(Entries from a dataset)
+ + +
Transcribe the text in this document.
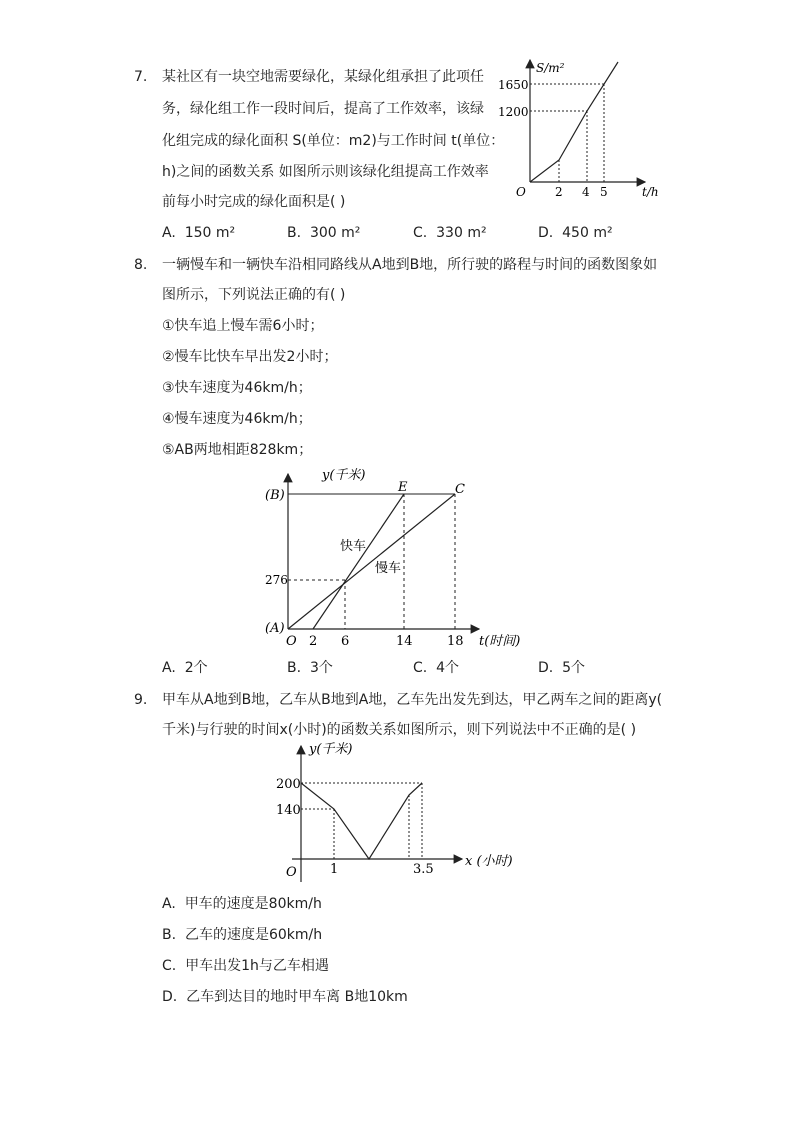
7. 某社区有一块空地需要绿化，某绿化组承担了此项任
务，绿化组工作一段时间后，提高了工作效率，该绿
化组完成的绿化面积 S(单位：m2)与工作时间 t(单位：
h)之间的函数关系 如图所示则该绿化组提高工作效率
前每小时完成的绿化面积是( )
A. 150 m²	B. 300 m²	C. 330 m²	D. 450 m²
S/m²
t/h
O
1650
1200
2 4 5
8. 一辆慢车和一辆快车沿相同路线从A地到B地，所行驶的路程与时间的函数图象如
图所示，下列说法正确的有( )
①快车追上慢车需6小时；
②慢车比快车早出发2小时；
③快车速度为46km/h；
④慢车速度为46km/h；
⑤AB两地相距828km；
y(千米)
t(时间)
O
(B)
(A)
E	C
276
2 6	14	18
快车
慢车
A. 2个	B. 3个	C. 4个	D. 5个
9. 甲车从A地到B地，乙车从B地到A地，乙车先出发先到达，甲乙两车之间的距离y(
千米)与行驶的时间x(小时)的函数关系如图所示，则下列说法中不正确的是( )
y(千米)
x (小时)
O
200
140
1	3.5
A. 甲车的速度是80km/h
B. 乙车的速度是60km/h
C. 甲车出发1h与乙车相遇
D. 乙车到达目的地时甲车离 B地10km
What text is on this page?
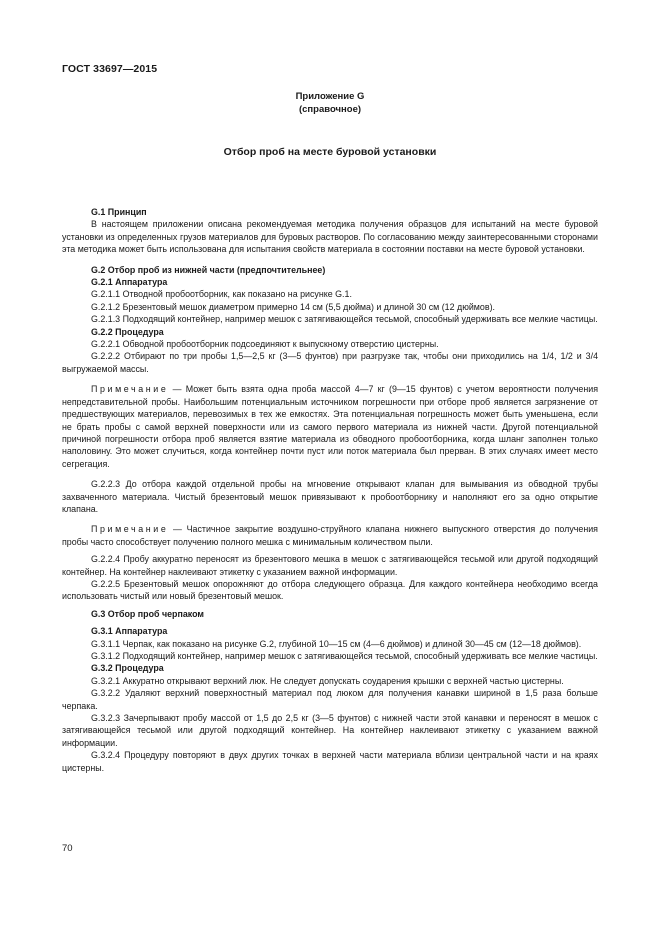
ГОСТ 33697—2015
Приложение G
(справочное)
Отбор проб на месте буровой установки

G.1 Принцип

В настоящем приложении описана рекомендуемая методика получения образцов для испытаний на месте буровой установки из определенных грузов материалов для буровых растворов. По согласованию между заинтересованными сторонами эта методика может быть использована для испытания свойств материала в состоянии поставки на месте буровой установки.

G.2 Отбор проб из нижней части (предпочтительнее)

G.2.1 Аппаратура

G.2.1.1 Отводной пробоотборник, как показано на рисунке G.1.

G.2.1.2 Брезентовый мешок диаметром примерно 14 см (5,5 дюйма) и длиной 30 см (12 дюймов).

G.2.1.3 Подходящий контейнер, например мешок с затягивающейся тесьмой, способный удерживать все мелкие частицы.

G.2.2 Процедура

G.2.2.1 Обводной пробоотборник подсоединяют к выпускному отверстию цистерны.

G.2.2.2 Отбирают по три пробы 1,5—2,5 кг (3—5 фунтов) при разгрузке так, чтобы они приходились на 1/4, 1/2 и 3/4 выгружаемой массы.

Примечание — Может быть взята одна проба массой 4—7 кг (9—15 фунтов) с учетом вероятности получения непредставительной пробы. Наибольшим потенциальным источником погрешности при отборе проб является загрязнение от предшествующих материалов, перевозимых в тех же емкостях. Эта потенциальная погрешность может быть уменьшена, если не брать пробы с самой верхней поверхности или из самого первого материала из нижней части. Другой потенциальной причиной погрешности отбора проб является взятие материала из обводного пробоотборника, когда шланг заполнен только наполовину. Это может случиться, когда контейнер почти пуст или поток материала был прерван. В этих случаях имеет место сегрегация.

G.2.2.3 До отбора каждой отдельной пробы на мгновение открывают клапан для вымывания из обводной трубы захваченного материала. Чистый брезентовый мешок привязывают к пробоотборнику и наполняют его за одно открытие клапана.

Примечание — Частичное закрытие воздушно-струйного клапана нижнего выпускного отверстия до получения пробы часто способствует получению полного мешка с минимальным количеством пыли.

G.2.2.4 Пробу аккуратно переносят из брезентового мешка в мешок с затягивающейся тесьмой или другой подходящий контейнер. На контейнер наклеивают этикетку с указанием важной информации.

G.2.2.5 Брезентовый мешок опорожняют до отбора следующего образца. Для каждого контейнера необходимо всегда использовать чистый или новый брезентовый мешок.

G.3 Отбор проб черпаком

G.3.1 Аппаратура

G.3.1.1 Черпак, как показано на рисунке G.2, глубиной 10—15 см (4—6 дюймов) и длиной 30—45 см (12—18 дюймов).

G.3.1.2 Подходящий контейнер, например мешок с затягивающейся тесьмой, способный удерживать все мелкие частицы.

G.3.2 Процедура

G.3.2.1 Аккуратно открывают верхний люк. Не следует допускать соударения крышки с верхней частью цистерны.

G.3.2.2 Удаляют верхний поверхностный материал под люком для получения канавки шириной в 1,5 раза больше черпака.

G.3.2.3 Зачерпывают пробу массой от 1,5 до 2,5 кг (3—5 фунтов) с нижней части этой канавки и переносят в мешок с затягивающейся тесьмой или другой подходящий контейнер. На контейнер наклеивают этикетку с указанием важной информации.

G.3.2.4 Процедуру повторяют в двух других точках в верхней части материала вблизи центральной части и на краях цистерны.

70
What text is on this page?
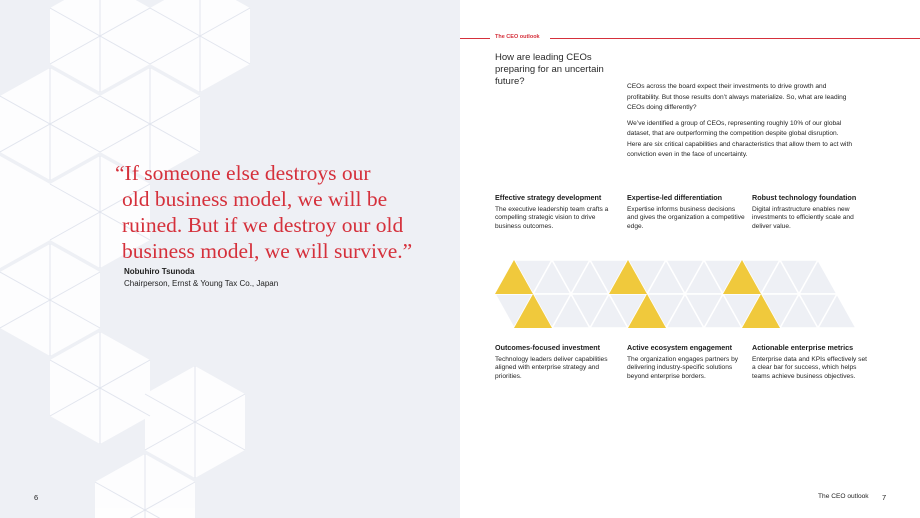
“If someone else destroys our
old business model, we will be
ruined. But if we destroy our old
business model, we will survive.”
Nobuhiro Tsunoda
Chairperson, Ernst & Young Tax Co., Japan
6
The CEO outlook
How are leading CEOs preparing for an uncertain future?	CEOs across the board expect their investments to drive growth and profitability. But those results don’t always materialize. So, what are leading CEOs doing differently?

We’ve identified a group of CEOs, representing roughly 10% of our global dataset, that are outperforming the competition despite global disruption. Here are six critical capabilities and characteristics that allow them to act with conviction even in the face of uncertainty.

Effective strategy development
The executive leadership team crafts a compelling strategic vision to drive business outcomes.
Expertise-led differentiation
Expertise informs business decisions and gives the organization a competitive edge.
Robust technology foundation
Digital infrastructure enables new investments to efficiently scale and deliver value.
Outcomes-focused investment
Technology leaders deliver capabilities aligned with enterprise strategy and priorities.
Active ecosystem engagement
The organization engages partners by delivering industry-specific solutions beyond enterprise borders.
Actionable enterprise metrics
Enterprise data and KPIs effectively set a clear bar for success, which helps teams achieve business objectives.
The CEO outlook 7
+ + +
#### Goal
Among the lines of the data, identify those with the word "Expertise". Copy each of them.

#### Result for this exercise
Expertise-led differentiation
Expertise informs business decisions and gives the organization a competitive edge.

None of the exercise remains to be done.